*WRITTEN REQUEST*: Retype only what runs from the line that contains "OCR this image." through the last line of the listing below, both lines included.
──────── DATA LINES ────────
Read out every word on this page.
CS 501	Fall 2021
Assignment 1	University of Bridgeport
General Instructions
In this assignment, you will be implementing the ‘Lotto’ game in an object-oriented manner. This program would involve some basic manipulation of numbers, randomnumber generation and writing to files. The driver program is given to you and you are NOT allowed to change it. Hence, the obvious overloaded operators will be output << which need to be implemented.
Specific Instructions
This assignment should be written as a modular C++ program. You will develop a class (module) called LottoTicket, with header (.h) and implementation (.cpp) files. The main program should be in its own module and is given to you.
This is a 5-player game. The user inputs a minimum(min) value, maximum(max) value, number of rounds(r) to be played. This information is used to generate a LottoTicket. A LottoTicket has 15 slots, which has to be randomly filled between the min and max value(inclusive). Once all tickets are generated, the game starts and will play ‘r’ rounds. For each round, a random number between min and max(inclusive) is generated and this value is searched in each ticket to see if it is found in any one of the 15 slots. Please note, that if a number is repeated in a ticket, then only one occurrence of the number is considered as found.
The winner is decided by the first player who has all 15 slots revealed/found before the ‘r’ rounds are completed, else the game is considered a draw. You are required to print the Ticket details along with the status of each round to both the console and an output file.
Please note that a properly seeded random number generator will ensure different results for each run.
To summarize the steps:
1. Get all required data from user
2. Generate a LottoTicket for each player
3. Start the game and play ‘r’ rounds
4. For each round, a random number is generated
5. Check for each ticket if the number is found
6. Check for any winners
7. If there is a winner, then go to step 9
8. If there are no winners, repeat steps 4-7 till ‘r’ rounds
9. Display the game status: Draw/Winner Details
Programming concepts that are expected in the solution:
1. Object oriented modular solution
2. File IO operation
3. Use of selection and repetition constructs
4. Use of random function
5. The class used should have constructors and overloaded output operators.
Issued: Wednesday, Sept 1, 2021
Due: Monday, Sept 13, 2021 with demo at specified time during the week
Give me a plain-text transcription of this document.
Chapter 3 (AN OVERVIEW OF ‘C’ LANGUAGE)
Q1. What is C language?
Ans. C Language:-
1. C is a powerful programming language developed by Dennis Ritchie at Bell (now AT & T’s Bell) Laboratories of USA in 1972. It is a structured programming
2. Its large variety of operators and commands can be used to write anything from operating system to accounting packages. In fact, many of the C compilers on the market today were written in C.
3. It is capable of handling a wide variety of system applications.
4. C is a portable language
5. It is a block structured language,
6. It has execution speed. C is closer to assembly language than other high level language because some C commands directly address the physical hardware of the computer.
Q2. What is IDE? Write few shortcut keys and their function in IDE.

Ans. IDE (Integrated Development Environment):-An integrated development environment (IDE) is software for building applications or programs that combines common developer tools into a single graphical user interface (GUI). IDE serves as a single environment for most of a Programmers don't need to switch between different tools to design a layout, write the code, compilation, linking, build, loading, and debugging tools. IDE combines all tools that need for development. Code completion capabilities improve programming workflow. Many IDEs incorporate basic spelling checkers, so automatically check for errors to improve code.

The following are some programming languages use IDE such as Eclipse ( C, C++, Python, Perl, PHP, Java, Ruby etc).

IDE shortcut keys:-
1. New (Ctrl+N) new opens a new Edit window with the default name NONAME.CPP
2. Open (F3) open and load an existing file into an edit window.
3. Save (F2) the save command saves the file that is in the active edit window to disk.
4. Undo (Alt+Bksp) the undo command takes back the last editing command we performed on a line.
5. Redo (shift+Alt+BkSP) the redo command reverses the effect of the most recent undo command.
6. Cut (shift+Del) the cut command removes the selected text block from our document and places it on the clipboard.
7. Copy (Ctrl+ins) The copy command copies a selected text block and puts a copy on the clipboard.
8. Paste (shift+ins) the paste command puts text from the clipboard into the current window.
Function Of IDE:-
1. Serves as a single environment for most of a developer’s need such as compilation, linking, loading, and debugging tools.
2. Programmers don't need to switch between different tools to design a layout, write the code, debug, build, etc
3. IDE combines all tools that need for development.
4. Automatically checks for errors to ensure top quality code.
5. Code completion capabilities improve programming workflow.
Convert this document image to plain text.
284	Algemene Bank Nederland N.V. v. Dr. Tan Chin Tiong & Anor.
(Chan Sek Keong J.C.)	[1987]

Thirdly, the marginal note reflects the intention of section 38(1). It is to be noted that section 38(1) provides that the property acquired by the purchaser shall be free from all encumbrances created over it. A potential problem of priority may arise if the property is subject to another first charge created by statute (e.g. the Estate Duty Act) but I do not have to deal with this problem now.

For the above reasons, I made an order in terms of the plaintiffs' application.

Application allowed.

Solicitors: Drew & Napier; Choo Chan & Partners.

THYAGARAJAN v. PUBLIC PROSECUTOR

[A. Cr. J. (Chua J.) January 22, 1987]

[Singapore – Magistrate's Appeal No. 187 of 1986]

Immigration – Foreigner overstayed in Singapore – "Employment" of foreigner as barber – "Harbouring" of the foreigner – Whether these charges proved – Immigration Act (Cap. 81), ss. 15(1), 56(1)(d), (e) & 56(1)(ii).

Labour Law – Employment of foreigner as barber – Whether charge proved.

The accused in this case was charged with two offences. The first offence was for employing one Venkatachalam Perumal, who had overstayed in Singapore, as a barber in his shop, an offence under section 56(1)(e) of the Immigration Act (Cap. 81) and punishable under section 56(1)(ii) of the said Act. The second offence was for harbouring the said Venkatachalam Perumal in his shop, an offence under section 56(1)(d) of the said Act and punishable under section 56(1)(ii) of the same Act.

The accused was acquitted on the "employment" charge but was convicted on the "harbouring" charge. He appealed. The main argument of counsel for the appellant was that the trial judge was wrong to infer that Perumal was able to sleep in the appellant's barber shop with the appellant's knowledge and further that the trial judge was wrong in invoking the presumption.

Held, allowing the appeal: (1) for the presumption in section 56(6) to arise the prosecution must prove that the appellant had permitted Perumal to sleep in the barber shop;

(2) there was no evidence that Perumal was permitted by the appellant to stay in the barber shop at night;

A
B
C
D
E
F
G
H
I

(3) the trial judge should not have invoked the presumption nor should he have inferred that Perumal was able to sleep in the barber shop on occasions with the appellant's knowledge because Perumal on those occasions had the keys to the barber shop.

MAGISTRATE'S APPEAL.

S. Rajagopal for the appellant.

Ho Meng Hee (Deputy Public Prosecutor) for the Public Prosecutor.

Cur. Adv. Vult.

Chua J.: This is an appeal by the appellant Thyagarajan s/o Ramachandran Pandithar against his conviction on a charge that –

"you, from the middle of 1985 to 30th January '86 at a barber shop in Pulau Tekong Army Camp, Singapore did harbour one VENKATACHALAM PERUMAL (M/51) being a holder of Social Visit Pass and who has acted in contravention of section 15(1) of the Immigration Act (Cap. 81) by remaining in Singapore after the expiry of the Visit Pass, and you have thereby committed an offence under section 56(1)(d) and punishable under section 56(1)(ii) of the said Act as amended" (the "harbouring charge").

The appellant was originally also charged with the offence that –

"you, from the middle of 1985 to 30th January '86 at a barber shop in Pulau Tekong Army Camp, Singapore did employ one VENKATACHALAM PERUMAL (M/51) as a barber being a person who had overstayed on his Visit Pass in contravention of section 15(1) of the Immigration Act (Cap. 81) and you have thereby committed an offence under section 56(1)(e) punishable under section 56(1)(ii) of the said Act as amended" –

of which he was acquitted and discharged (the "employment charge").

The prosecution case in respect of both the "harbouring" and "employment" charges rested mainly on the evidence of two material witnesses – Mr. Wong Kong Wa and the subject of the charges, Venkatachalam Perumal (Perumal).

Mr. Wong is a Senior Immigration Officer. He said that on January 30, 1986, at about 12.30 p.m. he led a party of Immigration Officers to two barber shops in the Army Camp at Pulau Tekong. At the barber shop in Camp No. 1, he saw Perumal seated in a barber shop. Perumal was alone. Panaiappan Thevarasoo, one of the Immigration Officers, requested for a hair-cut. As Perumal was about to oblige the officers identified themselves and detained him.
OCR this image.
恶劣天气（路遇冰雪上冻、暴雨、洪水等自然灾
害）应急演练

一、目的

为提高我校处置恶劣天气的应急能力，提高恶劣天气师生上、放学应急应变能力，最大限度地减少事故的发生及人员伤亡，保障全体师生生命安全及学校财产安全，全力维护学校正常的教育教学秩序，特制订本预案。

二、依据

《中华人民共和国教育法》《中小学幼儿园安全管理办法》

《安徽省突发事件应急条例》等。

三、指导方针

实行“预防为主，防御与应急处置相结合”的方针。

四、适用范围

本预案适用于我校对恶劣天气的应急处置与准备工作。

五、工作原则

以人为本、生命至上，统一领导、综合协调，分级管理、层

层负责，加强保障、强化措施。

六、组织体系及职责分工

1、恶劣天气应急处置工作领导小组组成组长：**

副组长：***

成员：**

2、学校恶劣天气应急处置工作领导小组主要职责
────────
*EXERCISE OUTPUT*:
OCR this image.
恶劣天气（路遇冰雪上冻、暴雨、洪水等自然灾
害）应急演练

一、目的

为提高我校处置恶劣天气的应急能力，提高恶劣天气师生上、放学应急应变能力，最大限度地减少事故的发生及人员伤亡，保障全体师生生命安全及学校财产安全，全力维护学校正常的教育教学秩序，特制订本预案。

二、依据

《中华人民共和国教育法》《中小学幼儿园安全管理办法》

《安徽省突发事件应急条例》等。

三、指导方针

实行“预防为主，防御与应急处置相结合”的方针。

四、适用范围

本预案适用于我校对恶劣天气的应急处置与准备工作。

五、工作原则

以人为本、生命至上，统一领导、综合协调，分级管理、层

层负责，加强保障、强化措施。

六、组织体系及职责分工

1、恶劣天气应急处置工作领导小组组成组长：**

副组长：***

成员：**

2、学校恶劣天气应急处置工作领导小组主要职责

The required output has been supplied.